[Records of where elements appear]

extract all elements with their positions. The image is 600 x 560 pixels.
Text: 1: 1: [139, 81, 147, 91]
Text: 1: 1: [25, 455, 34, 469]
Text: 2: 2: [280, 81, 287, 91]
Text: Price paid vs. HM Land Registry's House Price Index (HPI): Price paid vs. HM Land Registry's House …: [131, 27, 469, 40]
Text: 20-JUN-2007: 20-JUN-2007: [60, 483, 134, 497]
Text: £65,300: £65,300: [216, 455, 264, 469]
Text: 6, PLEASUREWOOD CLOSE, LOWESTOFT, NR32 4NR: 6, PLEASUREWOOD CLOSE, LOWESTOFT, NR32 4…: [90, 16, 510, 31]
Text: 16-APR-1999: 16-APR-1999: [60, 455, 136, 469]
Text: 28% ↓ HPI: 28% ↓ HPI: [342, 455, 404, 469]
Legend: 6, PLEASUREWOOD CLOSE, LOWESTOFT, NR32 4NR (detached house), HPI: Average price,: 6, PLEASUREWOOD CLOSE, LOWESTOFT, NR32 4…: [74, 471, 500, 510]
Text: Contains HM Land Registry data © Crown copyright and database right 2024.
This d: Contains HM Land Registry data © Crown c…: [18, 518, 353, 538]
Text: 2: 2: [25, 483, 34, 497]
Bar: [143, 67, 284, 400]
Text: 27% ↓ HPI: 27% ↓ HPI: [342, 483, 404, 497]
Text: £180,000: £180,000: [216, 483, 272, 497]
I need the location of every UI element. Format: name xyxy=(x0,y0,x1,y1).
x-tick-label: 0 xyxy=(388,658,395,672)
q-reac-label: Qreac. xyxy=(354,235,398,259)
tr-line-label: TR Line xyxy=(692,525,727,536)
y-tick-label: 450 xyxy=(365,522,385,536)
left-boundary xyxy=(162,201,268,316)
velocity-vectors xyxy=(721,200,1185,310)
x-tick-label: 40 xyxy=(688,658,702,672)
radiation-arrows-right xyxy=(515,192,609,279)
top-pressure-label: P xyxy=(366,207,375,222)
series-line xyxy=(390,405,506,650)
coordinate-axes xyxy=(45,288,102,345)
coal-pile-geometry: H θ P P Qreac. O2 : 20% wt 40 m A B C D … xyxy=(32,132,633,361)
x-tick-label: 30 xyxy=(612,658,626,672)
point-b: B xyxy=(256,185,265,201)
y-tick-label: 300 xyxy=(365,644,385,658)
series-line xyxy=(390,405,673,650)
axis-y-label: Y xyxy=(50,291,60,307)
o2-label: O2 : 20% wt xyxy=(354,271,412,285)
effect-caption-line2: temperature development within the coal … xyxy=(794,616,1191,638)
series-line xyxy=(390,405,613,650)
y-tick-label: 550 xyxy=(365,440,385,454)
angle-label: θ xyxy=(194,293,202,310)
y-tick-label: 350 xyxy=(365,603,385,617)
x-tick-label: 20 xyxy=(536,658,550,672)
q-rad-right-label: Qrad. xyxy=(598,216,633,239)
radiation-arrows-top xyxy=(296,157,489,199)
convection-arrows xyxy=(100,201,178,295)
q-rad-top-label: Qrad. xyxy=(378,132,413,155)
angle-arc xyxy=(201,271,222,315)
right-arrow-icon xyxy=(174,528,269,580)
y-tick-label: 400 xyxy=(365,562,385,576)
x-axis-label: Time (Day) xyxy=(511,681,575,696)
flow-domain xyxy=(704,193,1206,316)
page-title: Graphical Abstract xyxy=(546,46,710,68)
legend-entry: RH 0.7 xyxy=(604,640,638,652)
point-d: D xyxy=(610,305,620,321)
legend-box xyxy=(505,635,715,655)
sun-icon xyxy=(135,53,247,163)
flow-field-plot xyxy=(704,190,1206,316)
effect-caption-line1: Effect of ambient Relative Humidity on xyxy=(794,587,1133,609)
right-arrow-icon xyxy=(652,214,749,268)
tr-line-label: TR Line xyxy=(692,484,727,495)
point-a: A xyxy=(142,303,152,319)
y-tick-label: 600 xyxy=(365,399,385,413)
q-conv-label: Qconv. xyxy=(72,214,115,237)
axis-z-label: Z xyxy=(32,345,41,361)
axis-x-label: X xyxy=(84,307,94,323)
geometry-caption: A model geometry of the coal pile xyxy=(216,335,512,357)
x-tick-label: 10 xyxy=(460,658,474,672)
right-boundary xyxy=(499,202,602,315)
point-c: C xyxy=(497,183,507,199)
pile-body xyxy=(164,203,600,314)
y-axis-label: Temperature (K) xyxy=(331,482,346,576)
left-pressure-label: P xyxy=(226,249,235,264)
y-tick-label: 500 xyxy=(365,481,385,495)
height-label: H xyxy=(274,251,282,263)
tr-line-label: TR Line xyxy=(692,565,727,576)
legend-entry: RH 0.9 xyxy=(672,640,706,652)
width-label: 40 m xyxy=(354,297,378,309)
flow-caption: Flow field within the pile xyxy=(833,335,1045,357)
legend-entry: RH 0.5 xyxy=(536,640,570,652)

== The request ==
Count the lines of the material above that contain the string "CLOSE", treating uppercase and lowercase as different, and give only the number.

== Full response ==
2